EXCERPTED TEXT -
Ovambo Dark Ground Spider
- Conservation status: Least Concern (SANBI Red List)

Scientific classification
- Kingdom: Animalia
- Phylum: Arthropoda
- Subphylum: Chelicerata
- Class: Arachnida
- Order: Araneae
- Infraorder: Araneomorphae
- Family: Gnaphosidae
- Genus: Zelotes
- Species: Z. ovambensis
- Binomial name: Zelotes ovambensis Lawrence, 1927

= Zelotes ovambensis =

- Authority: Lawrence, 1927
- Conservation status: LC

Species of spider

Zelotes ovambensis is a species of spider in the family Gnaphosidae. It is commonly known as Ovambo dark ground spider and is endemic to southern Africa.

==Distribution==
Zelotes ovambensis occurs in Namibia and South Africa. In South Africa, the species is known from only one locality in the Northern Cape at Tswalu Game Reserve.

DATA EXTRACT -
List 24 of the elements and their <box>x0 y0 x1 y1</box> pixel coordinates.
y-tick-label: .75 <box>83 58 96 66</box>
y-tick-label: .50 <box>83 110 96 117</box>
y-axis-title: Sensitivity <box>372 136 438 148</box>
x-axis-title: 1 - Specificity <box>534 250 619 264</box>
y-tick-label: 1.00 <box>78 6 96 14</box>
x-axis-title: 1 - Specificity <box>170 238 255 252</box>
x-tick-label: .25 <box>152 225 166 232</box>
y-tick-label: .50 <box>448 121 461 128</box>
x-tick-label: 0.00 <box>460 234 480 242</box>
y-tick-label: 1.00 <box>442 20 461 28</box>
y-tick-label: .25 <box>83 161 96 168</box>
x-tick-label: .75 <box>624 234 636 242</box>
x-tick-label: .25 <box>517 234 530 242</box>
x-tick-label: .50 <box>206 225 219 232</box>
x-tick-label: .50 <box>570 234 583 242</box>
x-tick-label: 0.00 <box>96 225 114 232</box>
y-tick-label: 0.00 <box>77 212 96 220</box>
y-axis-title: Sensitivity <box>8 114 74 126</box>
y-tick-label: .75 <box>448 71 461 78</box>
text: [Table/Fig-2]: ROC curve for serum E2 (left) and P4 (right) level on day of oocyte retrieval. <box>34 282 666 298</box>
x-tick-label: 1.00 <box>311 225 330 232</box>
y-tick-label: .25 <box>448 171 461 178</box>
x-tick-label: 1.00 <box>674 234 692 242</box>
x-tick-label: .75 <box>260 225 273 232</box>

CHECK YOUR UNDERSTANDING -
1. According to the spider text, why is the species described as endemic to southern Africa? Answer in one to three sentences.
2. Extend the text on the Ovambo dark ground spider past its last sentence, keeping the same encyclopedic style.

ANSWERS PROVIDED -
1. Its distribution section records the species only from Namibia and South Africa. In South Africa, it is known from a single locality, Tswalu Game Reserve in the Northern Cape.

2.
==Habitat and ecology==
The species inhabits the Savanna biome at an altitude of 1,128 m above sea level. Flat-bellied ground spiders are nocturnal hunters that make silk sacs under stones and surface debris where they live during the day, while moulting and during prolonged periods of inactivity.

==Conservation==
Zelotes ovambensis is listed as Least Concern by the South African National Biodiversity Institute due to its wide range that includes Namibia. In South Africa, the species is protected in the Tswalu Game Reserve. There are no known threats to the species.

==Taxonomy==
The species was described by Lawrence in 1927 from Namibia and was revised by FitzPatrick in 2007. It is known only from the female.